>> start Items

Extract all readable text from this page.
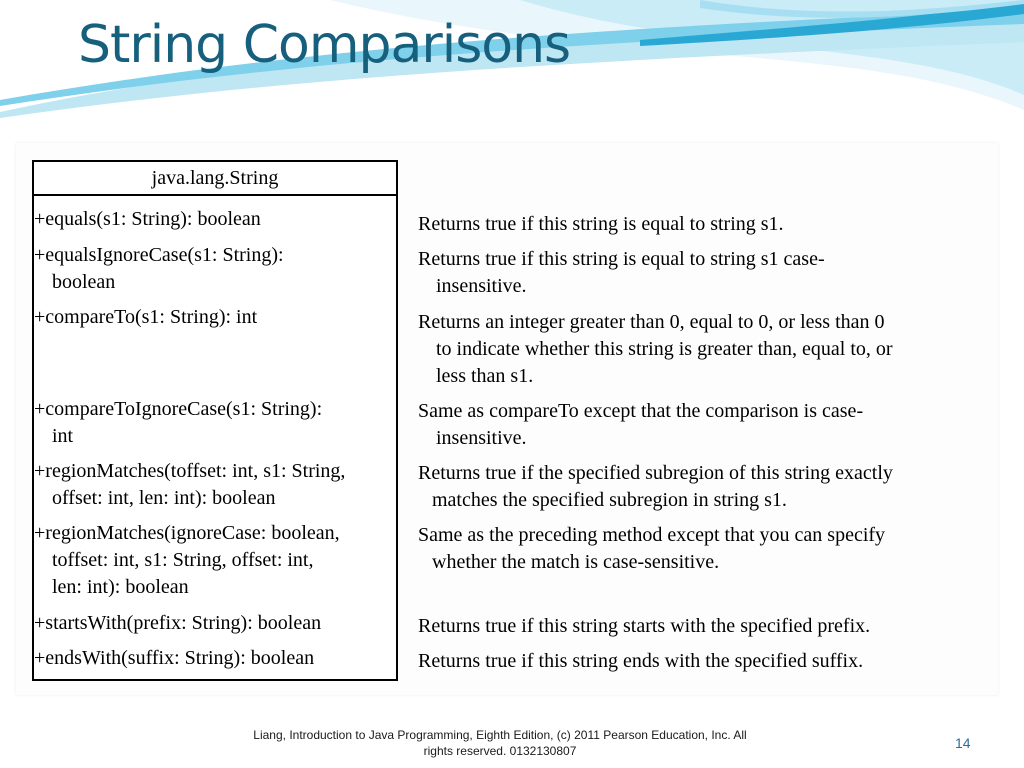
String Comparisons
java.lang.String
+equals(s1: String): boolean
+equalsIgnoreCase(s1: String):
boolean
+compareTo(s1: String): int
+compareToIgnoreCase(s1: String):
int
+regionMatches(toffset: int, s1: String,
offset: int, len: int): boolean
+regionMatches(ignoreCase: boolean,
toffset: int, s1: String, offset: int,
len: int): boolean
+startsWith(prefix: String): boolean
+endsWith(suffix: String): boolean
Returns true if this string is equal to string s1.
Returns true if this string is equal to string s1 case-
insensitive.
Returns an integer greater than 0, equal to 0, or less than 0
to indicate whether this string is greater than, equal to, or
less than s1.
Same as compareTo except that the comparison is case-
insensitive.
Returns true if the specified subregion of this string exactly
matches the specified subregion in string s1.
Same as the preceding method except that you can specify
whether the match is case-sensitive.
Returns true if this string starts with the specified prefix.
Returns true if this string ends with the specified suffix.
Liang, Introduction to Java Programming, Eighth Edition, (c) 2011 Pearson Education, Inc. All
rights reserved. 0132130807	14
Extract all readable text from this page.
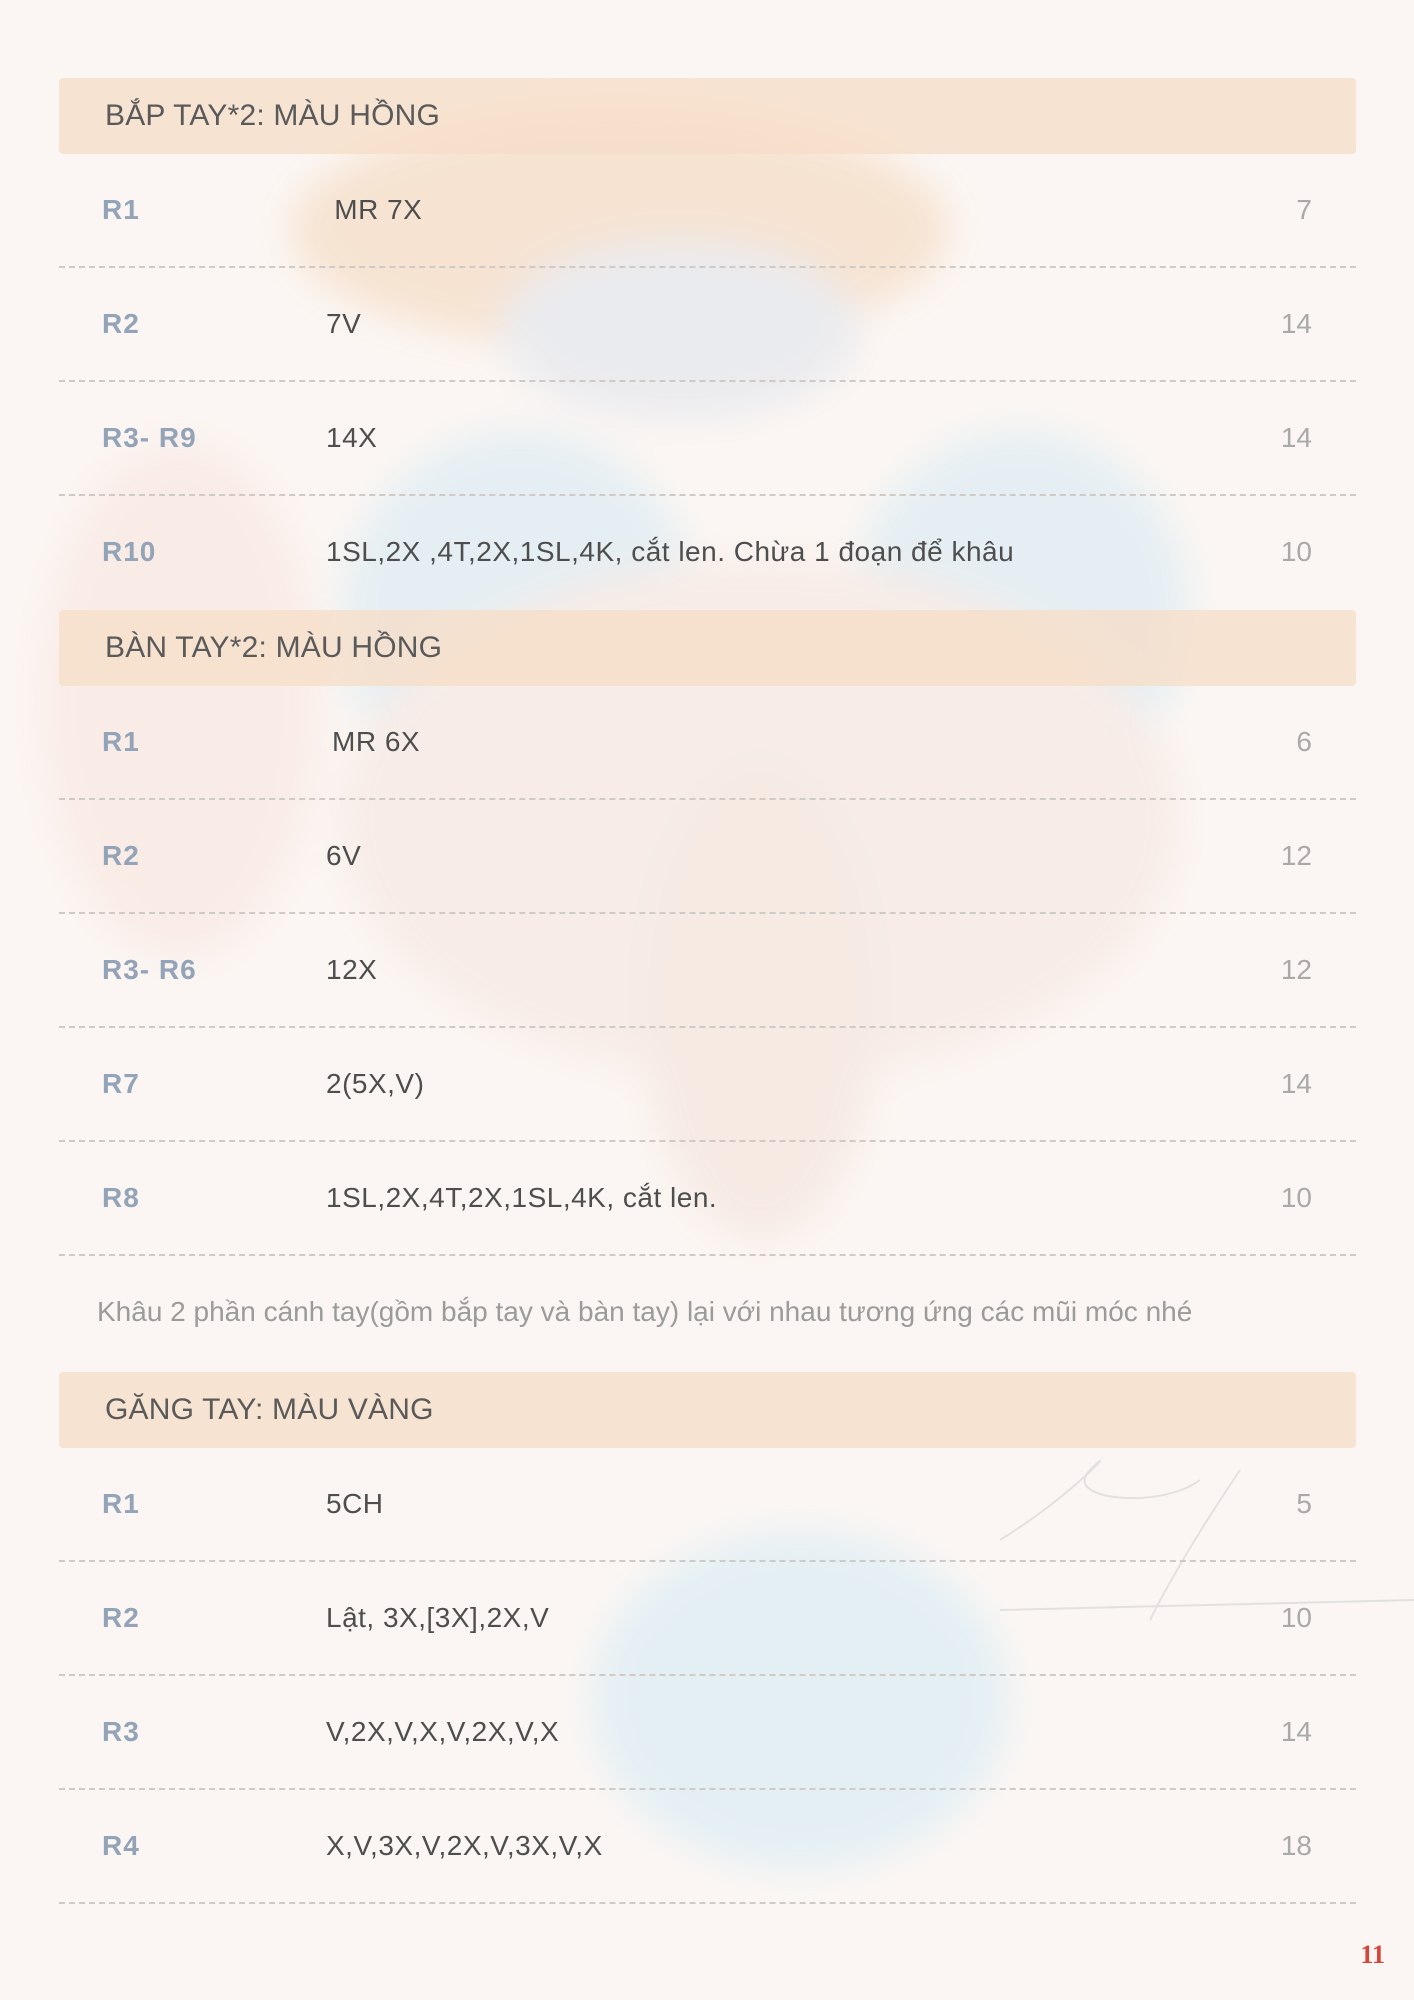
BẮP TAY*2: MÀU HỒNG
R1	MR 7X	7
R2	7V	14
R3- R9	14X	14
R10	1SL,2X ,4T,2X,1SL,4K, cắt len. Chừa 1 đoạn để khâu	10
BÀN TAY*2: MÀU HỒNG
R1	MR 6X	6
R2	6V	12
R3- R6	12X	12
R7	2(5X,V)	14
R8	1SL,2X,4T,2X,1SL,4K, cắt len.	10
Khâu 2 phần cánh tay(gồm bắp tay và bàn tay) lại với nhau tương ứng các mũi móc nhé
GĂNG TAY: MÀU VÀNG
R1	5CH	5
R2	Lật, 3X,[3X],2X,V	10
R3	V,2X,V,X,V,2X,V,X	14
R4	X,V,3X,V,2X,V,3X,V,X	18
11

>> end Items

**Exercise description:** All of the material above should be reproduced exactly, except the pictures.

**Answer to this task:**
Extract all readable text from this page.
String Comparisons
java.lang.String
+equals(s1: String): boolean
+equalsIgnoreCase(s1: String):
boolean
+compareTo(s1: String): int
+compareToIgnoreCase(s1: String):
int
+regionMatches(toffset: int, s1: String,
offset: int, len: int): boolean
+regionMatches(ignoreCase: boolean,
toffset: int, s1: String, offset: int,
len: int): boolean
+startsWith(prefix: String): boolean
+endsWith(suffix: String): boolean
Returns true if this string is equal to string s1.
Returns true if this string is equal to string s1 case-
insensitive.
Returns an integer greater than 0, equal to 0, or less than 0
to indicate whether this string is greater than, equal to, or
less than s1.
Same as compareTo except that the comparison is case-
insensitive.
Returns true if the specified subregion of this string exactly
matches the specified subregion in string s1.
Same as the preceding method except that you can specify
whether the match is case-sensitive.
Returns true if this string starts with the specified prefix.
Returns true if this string ends with the specified suffix.
Liang, Introduction to Java Programming, Eighth Edition, (c) 2011 Pearson Education, Inc. All
rights reserved. 0132130807	14
Extract all readable text from this page.
BẮP TAY*2: MÀU HỒNG
R1	MR 7X	7
R2	7V	14
R3- R9	14X	14
R10	1SL,2X ,4T,2X,1SL,4K, cắt len. Chừa 1 đoạn để khâu	10
BÀN TAY*2: MÀU HỒNG
R1	MR 6X	6
R2	6V	12
R3- R6	12X	12
R7	2(5X,V)	14
R8	1SL,2X,4T,2X,1SL,4K, cắt len.	10
Khâu 2 phần cánh tay(gồm bắp tay và bàn tay) lại với nhau tương ứng các mũi móc nhé
GĂNG TAY: MÀU VÀNG
R1	5CH	5
R2	Lật, 3X,[3X],2X,V	10
R3	V,2X,V,X,V,2X,V,X	14
R4	X,V,3X,V,2X,V,3X,V,X	18
11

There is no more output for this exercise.